> **Brief**: List every line in this data where the string "Daily" occurs.

> **Data to process**:
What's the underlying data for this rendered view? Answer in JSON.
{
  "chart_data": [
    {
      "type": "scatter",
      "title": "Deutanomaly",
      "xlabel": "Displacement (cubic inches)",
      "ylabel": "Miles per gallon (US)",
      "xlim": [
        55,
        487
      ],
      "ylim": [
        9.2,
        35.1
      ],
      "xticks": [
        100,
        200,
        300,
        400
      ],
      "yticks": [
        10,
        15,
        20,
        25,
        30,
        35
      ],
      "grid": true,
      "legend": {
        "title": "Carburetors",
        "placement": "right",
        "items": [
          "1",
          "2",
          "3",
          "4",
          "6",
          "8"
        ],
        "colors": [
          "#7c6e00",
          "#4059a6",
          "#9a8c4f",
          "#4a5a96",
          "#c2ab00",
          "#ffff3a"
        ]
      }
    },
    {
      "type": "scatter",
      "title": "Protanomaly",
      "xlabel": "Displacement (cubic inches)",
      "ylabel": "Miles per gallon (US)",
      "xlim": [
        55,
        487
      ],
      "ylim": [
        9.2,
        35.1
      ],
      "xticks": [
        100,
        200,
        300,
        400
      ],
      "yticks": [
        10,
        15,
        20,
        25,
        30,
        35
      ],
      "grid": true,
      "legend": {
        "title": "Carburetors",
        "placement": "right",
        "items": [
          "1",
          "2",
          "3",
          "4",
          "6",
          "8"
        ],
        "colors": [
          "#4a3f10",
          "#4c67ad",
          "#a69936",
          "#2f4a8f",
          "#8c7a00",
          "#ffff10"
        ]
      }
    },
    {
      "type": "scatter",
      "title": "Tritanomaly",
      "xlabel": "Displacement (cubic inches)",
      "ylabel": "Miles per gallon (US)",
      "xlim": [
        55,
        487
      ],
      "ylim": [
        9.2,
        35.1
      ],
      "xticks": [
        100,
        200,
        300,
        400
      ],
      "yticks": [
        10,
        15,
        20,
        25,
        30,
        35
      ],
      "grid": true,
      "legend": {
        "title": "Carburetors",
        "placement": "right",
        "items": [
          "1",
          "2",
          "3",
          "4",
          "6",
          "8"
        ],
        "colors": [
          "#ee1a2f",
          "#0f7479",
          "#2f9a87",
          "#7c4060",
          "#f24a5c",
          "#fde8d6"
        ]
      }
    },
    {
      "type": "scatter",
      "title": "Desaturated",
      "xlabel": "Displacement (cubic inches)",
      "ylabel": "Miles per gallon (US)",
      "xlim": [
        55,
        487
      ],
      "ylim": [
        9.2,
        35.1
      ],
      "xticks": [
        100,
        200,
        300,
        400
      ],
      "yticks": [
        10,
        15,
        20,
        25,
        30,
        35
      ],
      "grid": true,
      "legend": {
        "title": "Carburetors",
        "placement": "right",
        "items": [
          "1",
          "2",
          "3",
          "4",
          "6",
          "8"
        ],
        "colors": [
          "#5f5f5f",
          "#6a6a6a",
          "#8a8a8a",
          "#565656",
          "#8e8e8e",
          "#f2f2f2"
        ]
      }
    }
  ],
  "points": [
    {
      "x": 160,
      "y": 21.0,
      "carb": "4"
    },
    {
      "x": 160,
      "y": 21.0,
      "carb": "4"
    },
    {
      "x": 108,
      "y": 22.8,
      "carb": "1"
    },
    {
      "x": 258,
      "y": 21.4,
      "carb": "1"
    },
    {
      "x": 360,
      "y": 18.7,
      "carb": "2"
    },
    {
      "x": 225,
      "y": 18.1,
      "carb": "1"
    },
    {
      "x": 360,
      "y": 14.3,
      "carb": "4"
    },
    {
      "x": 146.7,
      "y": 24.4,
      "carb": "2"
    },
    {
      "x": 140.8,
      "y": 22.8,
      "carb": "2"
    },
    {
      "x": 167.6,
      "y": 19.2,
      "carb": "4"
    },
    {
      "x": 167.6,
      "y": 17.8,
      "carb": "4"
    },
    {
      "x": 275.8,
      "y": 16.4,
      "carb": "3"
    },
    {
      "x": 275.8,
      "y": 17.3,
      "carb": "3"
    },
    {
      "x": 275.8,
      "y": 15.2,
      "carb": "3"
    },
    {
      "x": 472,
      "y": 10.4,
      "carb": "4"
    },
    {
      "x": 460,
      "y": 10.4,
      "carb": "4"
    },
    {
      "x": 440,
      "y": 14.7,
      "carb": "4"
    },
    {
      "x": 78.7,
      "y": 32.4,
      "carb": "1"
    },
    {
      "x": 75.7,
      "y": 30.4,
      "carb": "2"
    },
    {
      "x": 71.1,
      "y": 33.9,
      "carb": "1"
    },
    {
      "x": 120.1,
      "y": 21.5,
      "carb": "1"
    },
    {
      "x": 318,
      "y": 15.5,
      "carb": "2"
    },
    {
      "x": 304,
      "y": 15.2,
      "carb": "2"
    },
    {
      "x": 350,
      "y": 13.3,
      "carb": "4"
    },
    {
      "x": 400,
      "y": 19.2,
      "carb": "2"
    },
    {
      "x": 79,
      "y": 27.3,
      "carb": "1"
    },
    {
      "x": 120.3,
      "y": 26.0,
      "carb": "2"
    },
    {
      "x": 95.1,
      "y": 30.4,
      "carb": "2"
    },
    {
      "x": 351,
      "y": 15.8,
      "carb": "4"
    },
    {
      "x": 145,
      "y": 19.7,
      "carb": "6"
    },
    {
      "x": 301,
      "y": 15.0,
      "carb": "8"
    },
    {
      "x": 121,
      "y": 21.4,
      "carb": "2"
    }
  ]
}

...

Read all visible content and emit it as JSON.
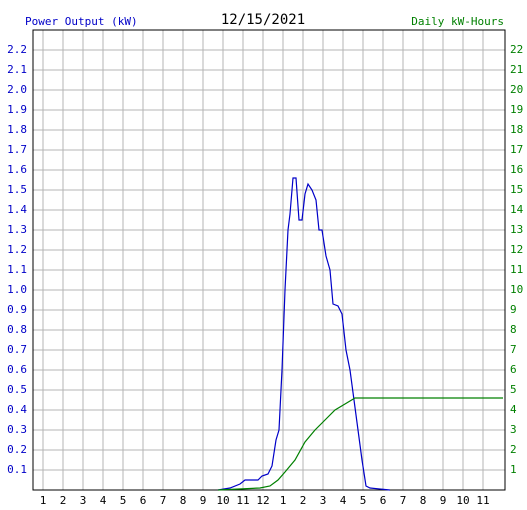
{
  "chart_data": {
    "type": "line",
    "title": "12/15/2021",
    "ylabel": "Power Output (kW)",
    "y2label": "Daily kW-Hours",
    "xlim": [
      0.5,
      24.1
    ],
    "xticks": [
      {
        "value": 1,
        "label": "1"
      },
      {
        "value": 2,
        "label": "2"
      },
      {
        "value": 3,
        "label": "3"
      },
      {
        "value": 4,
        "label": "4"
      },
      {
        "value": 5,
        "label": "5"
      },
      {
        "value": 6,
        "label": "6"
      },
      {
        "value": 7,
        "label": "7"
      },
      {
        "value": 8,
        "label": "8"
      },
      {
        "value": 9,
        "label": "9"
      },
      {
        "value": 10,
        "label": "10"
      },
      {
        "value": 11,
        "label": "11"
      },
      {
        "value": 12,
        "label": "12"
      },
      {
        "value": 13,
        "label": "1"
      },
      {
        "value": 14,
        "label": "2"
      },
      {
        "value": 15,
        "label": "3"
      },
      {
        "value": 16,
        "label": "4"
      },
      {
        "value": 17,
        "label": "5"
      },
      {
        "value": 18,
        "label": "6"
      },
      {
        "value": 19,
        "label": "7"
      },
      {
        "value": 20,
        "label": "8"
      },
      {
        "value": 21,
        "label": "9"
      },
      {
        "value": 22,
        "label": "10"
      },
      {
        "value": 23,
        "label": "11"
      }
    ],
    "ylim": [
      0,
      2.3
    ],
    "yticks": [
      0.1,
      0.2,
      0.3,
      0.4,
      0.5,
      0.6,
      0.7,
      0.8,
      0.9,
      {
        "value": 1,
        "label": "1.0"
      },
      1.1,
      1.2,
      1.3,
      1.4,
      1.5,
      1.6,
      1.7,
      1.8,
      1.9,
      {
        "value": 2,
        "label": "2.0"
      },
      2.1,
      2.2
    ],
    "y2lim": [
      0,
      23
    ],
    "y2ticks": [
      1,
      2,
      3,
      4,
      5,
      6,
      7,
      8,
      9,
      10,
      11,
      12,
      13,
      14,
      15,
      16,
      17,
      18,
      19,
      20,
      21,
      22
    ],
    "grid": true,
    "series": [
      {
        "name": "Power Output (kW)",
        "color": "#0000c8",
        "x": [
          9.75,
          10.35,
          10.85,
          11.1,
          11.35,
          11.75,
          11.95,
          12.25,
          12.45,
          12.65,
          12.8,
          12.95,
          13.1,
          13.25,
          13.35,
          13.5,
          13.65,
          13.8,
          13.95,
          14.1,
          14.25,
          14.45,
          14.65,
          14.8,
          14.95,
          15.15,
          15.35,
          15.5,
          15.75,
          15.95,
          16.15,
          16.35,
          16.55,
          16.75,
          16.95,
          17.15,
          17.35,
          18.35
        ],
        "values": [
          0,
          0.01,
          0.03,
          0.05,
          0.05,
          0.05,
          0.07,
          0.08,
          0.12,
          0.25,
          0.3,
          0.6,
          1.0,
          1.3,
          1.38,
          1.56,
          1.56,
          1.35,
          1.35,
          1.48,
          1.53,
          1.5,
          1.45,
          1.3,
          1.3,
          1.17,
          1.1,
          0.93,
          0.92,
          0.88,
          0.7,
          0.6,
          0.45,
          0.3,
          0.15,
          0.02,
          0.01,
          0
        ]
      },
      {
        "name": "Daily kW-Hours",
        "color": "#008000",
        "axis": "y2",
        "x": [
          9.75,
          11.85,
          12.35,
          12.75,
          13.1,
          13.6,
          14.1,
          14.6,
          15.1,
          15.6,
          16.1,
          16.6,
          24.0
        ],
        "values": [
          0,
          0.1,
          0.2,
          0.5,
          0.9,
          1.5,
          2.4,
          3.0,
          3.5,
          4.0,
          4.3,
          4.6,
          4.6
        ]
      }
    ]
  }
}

> **The result**:
    "y2label": "Daily kW-Hours",
        "name": "Daily kW-Hours",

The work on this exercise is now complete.